## Written request:
Below are some records; return each one exactly.

>> start Extracted records

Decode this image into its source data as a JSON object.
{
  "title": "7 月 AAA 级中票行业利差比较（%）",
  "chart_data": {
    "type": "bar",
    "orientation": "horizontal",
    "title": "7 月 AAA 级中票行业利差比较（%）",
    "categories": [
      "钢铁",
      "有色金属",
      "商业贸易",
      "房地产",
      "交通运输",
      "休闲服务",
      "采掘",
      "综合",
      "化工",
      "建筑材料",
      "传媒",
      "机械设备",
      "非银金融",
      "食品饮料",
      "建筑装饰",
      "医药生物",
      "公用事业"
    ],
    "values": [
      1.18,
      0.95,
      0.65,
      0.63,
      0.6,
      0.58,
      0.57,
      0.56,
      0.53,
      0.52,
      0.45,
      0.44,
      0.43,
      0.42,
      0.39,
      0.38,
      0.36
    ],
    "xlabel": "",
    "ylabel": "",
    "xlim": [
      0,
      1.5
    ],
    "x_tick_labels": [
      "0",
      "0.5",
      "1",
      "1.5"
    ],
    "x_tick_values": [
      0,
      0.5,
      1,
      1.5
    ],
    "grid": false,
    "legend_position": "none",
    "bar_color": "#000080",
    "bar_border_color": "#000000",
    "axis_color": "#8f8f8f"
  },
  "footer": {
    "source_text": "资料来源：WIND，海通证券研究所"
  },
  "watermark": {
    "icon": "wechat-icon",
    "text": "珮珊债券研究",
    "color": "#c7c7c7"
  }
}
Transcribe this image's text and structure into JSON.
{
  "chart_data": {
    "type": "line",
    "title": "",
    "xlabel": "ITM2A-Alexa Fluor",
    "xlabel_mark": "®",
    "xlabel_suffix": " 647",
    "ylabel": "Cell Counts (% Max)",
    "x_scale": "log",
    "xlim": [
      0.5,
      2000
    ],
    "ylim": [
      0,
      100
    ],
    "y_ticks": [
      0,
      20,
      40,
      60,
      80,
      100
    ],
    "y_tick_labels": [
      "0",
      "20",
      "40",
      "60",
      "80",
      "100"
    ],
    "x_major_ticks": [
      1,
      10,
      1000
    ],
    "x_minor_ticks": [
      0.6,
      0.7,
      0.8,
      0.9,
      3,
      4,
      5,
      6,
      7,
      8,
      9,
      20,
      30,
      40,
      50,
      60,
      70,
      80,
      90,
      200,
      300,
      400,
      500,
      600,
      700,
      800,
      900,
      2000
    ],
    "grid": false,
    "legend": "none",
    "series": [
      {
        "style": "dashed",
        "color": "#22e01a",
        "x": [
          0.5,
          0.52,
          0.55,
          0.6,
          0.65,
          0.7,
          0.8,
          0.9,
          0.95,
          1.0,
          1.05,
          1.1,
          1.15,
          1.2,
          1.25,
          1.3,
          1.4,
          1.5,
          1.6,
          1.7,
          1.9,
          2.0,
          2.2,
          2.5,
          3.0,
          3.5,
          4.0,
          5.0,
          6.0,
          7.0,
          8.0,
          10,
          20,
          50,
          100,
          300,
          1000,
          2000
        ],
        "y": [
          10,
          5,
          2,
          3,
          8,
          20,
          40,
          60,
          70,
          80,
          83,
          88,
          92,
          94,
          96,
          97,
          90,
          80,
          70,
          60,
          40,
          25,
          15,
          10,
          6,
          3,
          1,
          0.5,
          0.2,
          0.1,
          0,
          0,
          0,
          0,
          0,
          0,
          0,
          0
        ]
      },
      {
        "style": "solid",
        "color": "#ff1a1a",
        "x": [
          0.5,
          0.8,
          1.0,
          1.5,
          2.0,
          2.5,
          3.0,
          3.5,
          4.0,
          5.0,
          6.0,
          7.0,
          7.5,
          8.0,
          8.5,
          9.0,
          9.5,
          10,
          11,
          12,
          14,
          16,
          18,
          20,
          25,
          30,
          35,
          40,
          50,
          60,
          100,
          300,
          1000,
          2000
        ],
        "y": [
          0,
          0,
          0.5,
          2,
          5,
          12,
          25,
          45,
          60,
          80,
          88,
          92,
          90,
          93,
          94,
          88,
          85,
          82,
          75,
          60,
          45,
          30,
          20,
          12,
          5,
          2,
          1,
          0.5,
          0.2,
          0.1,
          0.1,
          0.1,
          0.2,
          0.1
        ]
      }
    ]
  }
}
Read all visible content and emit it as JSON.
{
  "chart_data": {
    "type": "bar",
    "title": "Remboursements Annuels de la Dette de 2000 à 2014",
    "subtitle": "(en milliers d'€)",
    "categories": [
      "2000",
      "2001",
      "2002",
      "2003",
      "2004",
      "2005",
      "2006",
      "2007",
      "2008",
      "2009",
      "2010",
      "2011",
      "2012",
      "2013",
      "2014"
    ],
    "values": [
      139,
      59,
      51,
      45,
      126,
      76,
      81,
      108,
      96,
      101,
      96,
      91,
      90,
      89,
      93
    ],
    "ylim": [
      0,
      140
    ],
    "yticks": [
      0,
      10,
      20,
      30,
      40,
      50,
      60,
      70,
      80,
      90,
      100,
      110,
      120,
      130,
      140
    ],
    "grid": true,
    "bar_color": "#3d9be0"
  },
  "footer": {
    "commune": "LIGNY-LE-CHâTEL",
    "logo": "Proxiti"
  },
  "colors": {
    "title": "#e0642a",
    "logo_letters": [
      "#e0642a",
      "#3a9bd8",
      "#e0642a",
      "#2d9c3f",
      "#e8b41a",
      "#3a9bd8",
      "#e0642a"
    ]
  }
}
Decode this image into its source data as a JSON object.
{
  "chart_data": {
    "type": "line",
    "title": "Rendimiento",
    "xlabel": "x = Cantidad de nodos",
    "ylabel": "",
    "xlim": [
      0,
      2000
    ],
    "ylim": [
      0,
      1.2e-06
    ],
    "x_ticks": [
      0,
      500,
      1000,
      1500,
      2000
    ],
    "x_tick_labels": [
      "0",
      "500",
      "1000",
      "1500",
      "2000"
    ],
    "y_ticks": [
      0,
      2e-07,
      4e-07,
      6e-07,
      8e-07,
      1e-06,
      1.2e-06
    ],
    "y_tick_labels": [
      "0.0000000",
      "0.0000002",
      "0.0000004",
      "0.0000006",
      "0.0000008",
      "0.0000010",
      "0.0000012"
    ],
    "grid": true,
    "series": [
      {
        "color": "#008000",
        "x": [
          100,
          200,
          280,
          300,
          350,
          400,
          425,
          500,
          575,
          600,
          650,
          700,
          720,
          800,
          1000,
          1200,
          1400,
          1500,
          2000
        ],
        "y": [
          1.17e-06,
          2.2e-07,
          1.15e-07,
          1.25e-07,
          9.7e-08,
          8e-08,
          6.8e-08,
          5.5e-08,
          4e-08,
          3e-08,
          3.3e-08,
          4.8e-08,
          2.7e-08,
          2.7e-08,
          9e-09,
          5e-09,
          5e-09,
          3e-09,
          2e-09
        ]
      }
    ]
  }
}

>> end Extracted records

## Result for this task:
Decode this image into its source data as a JSON object.
{
  "title": "7 月 AAA 级中票行业利差比较（%）",
  "chart_data": {
    "type": "bar",
    "orientation": "horizontal",
    "title": "7 月 AAA 级中票行业利差比较（%）",
    "categories": [
      "钢铁",
      "有色金属",
      "商业贸易",
      "房地产",
      "交通运输",
      "休闲服务",
      "采掘",
      "综合",
      "化工",
      "建筑材料",
      "传媒",
      "机械设备",
      "非银金融",
      "食品饮料",
      "建筑装饰",
      "医药生物",
      "公用事业"
    ],
    "values": [
      1.18,
      0.95,
      0.65,
      0.63,
      0.6,
      0.58,
      0.57,
      0.56,
      0.53,
      0.52,
      0.45,
      0.44,
      0.43,
      0.42,
      0.39,
      0.38,
      0.36
    ],
    "xlabel": "",
    "ylabel": "",
    "xlim": [
      0,
      1.5
    ],
    "x_tick_labels": [
      "0",
      "0.5",
      "1",
      "1.5"
    ],
    "x_tick_values": [
      0,
      0.5,
      1,
      1.5
    ],
    "grid": false,
    "legend_position": "none",
    "bar_color": "#000080",
    "bar_border_color": "#000000",
    "axis_color": "#8f8f8f"
  },
  "footer": {
    "source_text": "资料来源：WIND，海通证券研究所"
  },
  "watermark": {
    "icon": "wechat-icon",
    "text": "珮珊债券研究",
    "color": "#c7c7c7"
  }
}
Transcribe this image's text and structure into JSON.
{
  "chart_data": {
    "type": "line",
    "title": "",
    "xlabel": "ITM2A-Alexa Fluor",
    "xlabel_mark": "®",
    "xlabel_suffix": " 647",
    "ylabel": "Cell Counts (% Max)",
    "x_scale": "log",
    "xlim": [
      0.5,
      2000
    ],
    "ylim": [
      0,
      100
    ],
    "y_ticks": [
      0,
      20,
      40,
      60,
      80,
      100
    ],
    "y_tick_labels": [
      "0",
      "20",
      "40",
      "60",
      "80",
      "100"
    ],
    "x_major_ticks": [
      1,
      10,
      1000
    ],
    "x_minor_ticks": [
      0.6,
      0.7,
      0.8,
      0.9,
      3,
      4,
      5,
      6,
      7,
      8,
      9,
      20,
      30,
      40,
      50,
      60,
      70,
      80,
      90,
      200,
      300,
      400,
      500,
      600,
      700,
      800,
      900,
      2000
    ],
    "grid": false,
    "legend": "none",
    "series": [
      {
        "style": "dashed",
        "color": "#22e01a",
        "x": [
          0.5,
          0.52,
          0.55,
          0.6,
          0.65,
          0.7,
          0.8,
          0.9,
          0.95,
          1.0,
          1.05,
          1.1,
          1.15,
          1.2,
          1.25,
          1.3,
          1.4,
          1.5,
          1.6,
          1.7,
          1.9,
          2.0,
          2.2,
          2.5,
          3.0,
          3.5,
          4.0,
          5.0,
          6.0,
          7.0,
          8.0,
          10,
          20,
          50,
          100,
          300,
          1000,
          2000
        ],
        "y": [
          10,
          5,
          2,
          3,
          8,
          20,
          40,
          60,
          70,
          80,
          83,
          88,
          92,
          94,
          96,
          97,
          90,
          80,
          70,
          60,
          40,
          25,
          15,
          10,
          6,
          3,
          1,
          0.5,
          0.2,
          0.1,
          0,
          0,
          0,
          0,
          0,
          0,
          0,
          0
        ]
      },
      {
        "style": "solid",
        "color": "#ff1a1a",
        "x": [
          0.5,
          0.8,
          1.0,
          1.5,
          2.0,
          2.5,
          3.0,
          3.5,
          4.0,
          5.0,
          6.0,
          7.0,
          7.5,
          8.0,
          8.5,
          9.0,
          9.5,
          10,
          11,
          12,
          14,
          16,
          18,
          20,
          25,
          30,
          35,
          40,
          50,
          60,
          100,
          300,
          1000,
          2000
        ],
        "y": [
          0,
          0,
          0.5,
          2,
          5,
          12,
          25,
          45,
          60,
          80,
          88,
          92,
          90,
          93,
          94,
          88,
          85,
          82,
          75,
          60,
          45,
          30,
          20,
          12,
          5,
          2,
          1,
          0.5,
          0.2,
          0.1,
          0.1,
          0.1,
          0.2,
          0.1
        ]
      }
    ]
  }
}
Read all visible content and emit it as JSON.
{
  "chart_data": {
    "type": "bar",
    "title": "Remboursements Annuels de la Dette de 2000 à 2014",
    "subtitle": "(en milliers d'€)",
    "categories": [
      "2000",
      "2001",
      "2002",
      "2003",
      "2004",
      "2005",
      "2006",
      "2007",
      "2008",
      "2009",
      "2010",
      "2011",
      "2012",
      "2013",
      "2014"
    ],
    "values": [
      139,
      59,
      51,
      45,
      126,
      76,
      81,
      108,
      96,
      101,
      96,
      91,
      90,
      89,
      93
    ],
    "ylim": [
      0,
      140
    ],
    "yticks": [
      0,
      10,
      20,
      30,
      40,
      50,
      60,
      70,
      80,
      90,
      100,
      110,
      120,
      130,
      140
    ],
    "grid": true,
    "bar_color": "#3d9be0"
  },
  "footer": {
    "commune": "LIGNY-LE-CHâTEL",
    "logo": "Proxiti"
  },
  "colors": {
    "title": "#e0642a",
    "logo_letters": [
      "#e0642a",
      "#3a9bd8",
      "#e0642a",
      "#2d9c3f",
      "#e8b41a",
      "#3a9bd8",
      "#e0642a"
    ]
  }
}
Decode this image into its source data as a JSON object.
{
  "chart_data": {
    "type": "line",
    "title": "Rendimiento",
    "xlabel": "x = Cantidad de nodos",
    "ylabel": "",
    "xlim": [
      0,
      2000
    ],
    "ylim": [
      0,
      1.2e-06
    ],
    "x_ticks": [
      0,
      500,
      1000,
      1500,
      2000
    ],
    "x_tick_labels": [
      "0",
      "500",
      "1000",
      "1500",
      "2000"
    ],
    "y_ticks": [
      0,
      2e-07,
      4e-07,
      6e-07,
      8e-07,
      1e-06,
      1.2e-06
    ],
    "y_tick_labels": [
      "0.0000000",
      "0.0000002",
      "0.0000004",
      "0.0000006",
      "0.0000008",
      "0.0000010",
      "0.0000012"
    ],
    "grid": true,
    "series": [
      {
        "color": "#008000",
        "x": [
          100,
          200,
          280,
          300,
          350,
          400,
          425,
          500,
          575,
          600,
          650,
          700,
          720,
          800,
          1000,
          1200,
          1400,
          1500,
          2000
        ],
        "y": [
          1.17e-06,
          2.2e-07,
          1.15e-07,
          1.25e-07,
          9.7e-08,
          8e-08,
          6.8e-08,
          5.5e-08,
          4e-08,
          3e-08,
          3.3e-08,
          4.8e-08,
          2.7e-08,
          2.7e-08,
          9e-09,
          5e-09,
          5e-09,
          3e-09,
          2e-09
        ]
      }
    ]
  }
}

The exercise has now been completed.